Tarea 1
Resume en dos oraciones el fragmento sobre los edificios de Moneo.
Tarea 2
Sigue escribiendo el fragmento sobre los edificios de Moneo a partir de su última oración.

Extracto de página
—————

Si ahora subimos a la muralla veremos mejor que su planta ampliada resulta ahora más proporcionada y lógica. No es extraño que en los últimos cien años haya sufrido tantos cambios intentándola adaptar. Cada proyecto ha sido como intentar calzar un zapato chico en un pie más GRANDE. La iglesia de la Magdalena es la fachada natural del sur, ¿alguien pude suponer que construyeron esa iglesia para construir casas delante? Fue también recientemente cuando se dejó levantar edificaciones enfrente prácticamente del pórtico de San Pedro, dentro de lo que fue el amplio atrio de esta iglesia principal.
Los nuevos edificios de Moneo no solo no estarán retranqueados respecto a los anteriores sino que además su estética racional (de materiales modernos en afilados ángulos metálicos con enormes volúmenes) se convertirán en una poderosa superposición para la plaza y sus monumentos. En la maqueta que apenas pudimos ver en una ocasión, no se especificaban los materiales ni si el color estará acorde con el románico de los monumentos que tendrán a uno y otro lado. Los nuevos edificios, dada su altura, se verán desde distintos lugares de la zona monumental.
De otro lado hay un apartado que conviene aclarar que este es principalmente un proyecto público, pero con el proyecto público se ha colado otro que no lo es, y ese precisamente es el que causa más polémica. No queda claro por que hay que construir obligatoriamente unos edificios que van ser de uso privado y no un teatro u otro edificio de uso cultural. Tampoco encaja el argumento del dinero que costaría el solar, si tenemos en cuenta los ingresos municipales habría suficiente para su compra, estos mismos días el Ayuntamiento ha sacado a la venta solares por cientos de millones. El problema es más bien a quien revierte ese dinero y esos si son poderosos dentro y fuera de la ciudad.

—————

Datos proporcionados
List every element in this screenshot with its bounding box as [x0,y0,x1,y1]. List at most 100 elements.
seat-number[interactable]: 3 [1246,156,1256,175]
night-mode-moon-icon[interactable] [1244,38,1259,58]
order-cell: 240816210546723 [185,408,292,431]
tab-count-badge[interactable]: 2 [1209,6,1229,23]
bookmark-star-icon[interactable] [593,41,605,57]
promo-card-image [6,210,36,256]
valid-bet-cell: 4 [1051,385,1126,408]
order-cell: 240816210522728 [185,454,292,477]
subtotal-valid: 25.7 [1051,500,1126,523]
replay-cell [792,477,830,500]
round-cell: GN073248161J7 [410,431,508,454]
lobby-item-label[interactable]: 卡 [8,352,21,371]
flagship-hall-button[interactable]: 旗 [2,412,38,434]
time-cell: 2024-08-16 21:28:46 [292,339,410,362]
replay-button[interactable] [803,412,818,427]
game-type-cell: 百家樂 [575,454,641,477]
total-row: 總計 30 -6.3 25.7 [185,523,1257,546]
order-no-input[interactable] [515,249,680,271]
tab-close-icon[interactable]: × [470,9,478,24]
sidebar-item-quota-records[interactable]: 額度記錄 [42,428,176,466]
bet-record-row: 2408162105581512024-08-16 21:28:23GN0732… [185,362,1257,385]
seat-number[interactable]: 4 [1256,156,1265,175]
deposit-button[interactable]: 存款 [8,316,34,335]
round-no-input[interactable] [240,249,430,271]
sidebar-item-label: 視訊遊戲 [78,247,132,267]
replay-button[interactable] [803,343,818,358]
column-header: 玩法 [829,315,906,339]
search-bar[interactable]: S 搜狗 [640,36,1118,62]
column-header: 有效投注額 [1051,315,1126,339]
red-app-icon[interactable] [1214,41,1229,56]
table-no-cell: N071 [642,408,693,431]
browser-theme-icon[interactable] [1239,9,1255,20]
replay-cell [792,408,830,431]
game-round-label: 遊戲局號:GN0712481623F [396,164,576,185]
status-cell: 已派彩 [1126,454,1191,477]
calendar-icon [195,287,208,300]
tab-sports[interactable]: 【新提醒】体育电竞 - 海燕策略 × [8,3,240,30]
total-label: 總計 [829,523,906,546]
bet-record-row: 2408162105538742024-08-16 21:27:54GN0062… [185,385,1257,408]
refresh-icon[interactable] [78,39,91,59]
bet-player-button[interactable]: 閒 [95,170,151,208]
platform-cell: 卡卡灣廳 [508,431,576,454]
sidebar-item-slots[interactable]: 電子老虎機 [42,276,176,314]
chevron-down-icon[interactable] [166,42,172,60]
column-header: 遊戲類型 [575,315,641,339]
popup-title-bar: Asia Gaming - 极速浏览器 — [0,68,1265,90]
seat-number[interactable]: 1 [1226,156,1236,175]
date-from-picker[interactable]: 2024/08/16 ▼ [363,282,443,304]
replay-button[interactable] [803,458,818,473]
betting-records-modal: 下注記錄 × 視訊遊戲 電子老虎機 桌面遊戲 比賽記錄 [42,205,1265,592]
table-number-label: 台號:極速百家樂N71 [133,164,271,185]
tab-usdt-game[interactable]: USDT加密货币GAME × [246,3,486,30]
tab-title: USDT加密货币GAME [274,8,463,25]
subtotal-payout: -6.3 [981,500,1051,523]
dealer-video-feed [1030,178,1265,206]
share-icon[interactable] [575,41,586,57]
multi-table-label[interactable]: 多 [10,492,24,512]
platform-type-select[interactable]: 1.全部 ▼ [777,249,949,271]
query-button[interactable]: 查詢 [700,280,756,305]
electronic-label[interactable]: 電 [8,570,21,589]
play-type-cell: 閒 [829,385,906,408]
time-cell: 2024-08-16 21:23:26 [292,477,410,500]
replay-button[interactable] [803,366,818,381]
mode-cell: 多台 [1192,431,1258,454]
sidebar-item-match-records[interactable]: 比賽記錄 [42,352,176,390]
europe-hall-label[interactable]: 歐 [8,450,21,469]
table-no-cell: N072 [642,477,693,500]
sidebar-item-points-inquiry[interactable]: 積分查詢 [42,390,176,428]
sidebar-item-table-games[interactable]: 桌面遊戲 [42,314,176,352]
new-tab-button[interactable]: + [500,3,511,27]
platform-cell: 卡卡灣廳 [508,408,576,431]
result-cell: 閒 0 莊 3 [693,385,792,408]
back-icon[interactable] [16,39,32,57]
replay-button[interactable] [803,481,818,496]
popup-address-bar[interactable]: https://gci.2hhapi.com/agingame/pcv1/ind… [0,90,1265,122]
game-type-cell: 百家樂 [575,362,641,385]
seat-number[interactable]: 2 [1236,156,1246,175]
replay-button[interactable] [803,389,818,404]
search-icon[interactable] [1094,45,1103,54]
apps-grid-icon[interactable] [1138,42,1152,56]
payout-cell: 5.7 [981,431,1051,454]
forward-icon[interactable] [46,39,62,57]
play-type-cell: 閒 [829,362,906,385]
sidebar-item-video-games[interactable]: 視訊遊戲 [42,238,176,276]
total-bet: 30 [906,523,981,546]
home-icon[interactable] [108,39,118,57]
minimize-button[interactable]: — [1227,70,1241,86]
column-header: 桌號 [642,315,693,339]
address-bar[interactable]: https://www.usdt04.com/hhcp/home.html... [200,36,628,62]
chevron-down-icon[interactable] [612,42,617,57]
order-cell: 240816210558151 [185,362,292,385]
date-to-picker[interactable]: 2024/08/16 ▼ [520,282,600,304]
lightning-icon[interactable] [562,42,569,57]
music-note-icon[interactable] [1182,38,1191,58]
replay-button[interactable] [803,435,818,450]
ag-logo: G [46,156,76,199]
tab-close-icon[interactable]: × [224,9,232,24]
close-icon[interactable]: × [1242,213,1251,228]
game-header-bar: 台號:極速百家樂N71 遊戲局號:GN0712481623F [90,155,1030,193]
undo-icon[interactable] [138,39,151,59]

—————

Respuesta 1
Los nuevos edificios de Moneo no estarán retranqueados y tendrán una estética de materiales modernos, ángulos metálicos y enormes volúmenes, de modo que se superpondrán a la plaza y sus monumentos y, por su altura, se verán desde distintos lugares de la zona monumental. Además, dentro de este proyecto público se ha colado otro de uso privado que causa más polémica, aunque podría levantarse un teatro u otro edificio cultural y los ingresos municipales bastarían para comprar el solar.

Respuesta 2
Moneo no es el único culpable, el complejo de inferioridad respecto a la modernidad que tienen ciertos capitostes esta en el fondo de este asunto. No es que estos proyectos les hagan creer en las vanguardias, no, en sus casas y en sus cabezas la modernidad esta por entrar, pero con semejante marchamo, toda especulación se puede tapar y Moneo, como el mismo ha reconocido, ha consentido cada una de las exigencias que los promotores le han ido imponiendo, hasta transformar el proyecto inicial, que ni siquiera contaba con el gran aparcamiento. No se trata de oponerse a que arquitectos como Moneo dejen obras en Ávila, pero tiene razón él mismo cuando dice que “este tipo de proyectos crea desasosiego y polémica por su ubicación". Puede estar seguro de que si proyectase construir estas y otras viviendas fuera del casco histórico todos estaríamos encantados ¿Por que ese empeño en colocar un edificio del siglo XXI justo aquí, en un entorno del XVI ¿ No existe otro lugar.?¿ Es esta la formula que se da a Ávila para "salga de su pasado"?¿ Es esta la única forma de entender la modernidad, haciéndola emerger como un coloso abrumador en mitad de la plaza, todo esto no puede provocar una modernidad mal entendida?.
El socorrido argumento de la opinión pública parece que finalmente no va a ser tenido en cuenta. De nuevo no se ha contado con los habitantes. No nos engañemos, los ciudadanos tienen derecho a opinar, pero también tienen parte de culpa de lo que ocurre en su ciudad, aunque solo sea por votar a quien votan y por no pedir responsabilidades. Eso es lo lo malo de la democracia: se tienen derechos, pero también se tienen responsabilidades.